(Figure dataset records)
= = = =

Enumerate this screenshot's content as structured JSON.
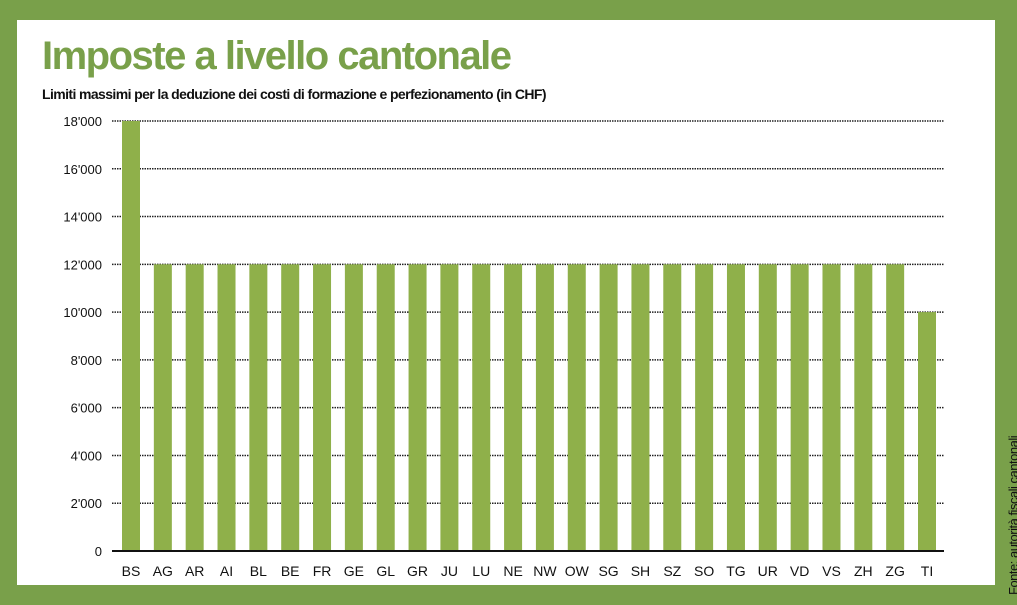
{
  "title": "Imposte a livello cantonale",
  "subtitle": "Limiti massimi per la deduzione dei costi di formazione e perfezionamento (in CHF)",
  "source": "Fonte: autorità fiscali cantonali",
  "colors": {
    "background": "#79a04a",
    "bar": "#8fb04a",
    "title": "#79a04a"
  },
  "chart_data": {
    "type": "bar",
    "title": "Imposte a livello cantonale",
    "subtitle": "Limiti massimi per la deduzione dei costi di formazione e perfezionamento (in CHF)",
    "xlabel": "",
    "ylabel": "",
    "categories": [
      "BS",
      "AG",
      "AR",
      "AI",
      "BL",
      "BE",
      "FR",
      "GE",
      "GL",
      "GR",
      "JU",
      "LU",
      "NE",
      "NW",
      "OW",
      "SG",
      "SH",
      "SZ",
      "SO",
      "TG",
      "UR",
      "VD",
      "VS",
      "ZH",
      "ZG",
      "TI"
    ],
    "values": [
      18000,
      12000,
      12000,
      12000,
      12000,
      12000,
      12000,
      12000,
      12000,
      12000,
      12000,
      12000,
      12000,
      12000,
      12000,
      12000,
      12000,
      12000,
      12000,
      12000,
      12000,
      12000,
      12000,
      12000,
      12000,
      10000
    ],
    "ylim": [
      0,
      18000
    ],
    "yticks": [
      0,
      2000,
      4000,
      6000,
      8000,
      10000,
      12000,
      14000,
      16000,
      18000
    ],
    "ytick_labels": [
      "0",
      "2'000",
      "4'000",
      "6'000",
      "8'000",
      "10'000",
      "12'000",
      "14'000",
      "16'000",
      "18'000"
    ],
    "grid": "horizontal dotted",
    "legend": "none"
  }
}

= = = =

_WHAT YOU HAVE TO DO_
Reproduce the records, all of them, word for word; omit the pictures.

_TASK RESULT_
Enumerate this screenshot's content as structured JSON.
{
  "title": "Imposte a livello cantonale",
  "subtitle": "Limiti massimi per la deduzione dei costi di formazione e perfezionamento (in CHF)",
  "source": "Fonte: autorità fiscali cantonali",
  "colors": {
    "background": "#79a04a",
    "bar": "#8fb04a",
    "title": "#79a04a"
  },
  "chart_data": {
    "type": "bar",
    "title": "Imposte a livello cantonale",
    "subtitle": "Limiti massimi per la deduzione dei costi di formazione e perfezionamento (in CHF)",
    "xlabel": "",
    "ylabel": "",
    "categories": [
      "BS",
      "AG",
      "AR",
      "AI",
      "BL",
      "BE",
      "FR",
      "GE",
      "GL",
      "GR",
      "JU",
      "LU",
      "NE",
      "NW",
      "OW",
      "SG",
      "SH",
      "SZ",
      "SO",
      "TG",
      "UR",
      "VD",
      "VS",
      "ZH",
      "ZG",
      "TI"
    ],
    "values": [
      18000,
      12000,
      12000,
      12000,
      12000,
      12000,
      12000,
      12000,
      12000,
      12000,
      12000,
      12000,
      12000,
      12000,
      12000,
      12000,
      12000,
      12000,
      12000,
      12000,
      12000,
      12000,
      12000,
      12000,
      12000,
      10000
    ],
    "ylim": [
      0,
      18000
    ],
    "yticks": [
      0,
      2000,
      4000,
      6000,
      8000,
      10000,
      12000,
      14000,
      16000,
      18000
    ],
    "ytick_labels": [
      "0",
      "2'000",
      "4'000",
      "6'000",
      "8'000",
      "10'000",
      "12'000",
      "14'000",
      "16'000",
      "18'000"
    ],
    "grid": "horizontal dotted",
    "legend": "none"
  }
}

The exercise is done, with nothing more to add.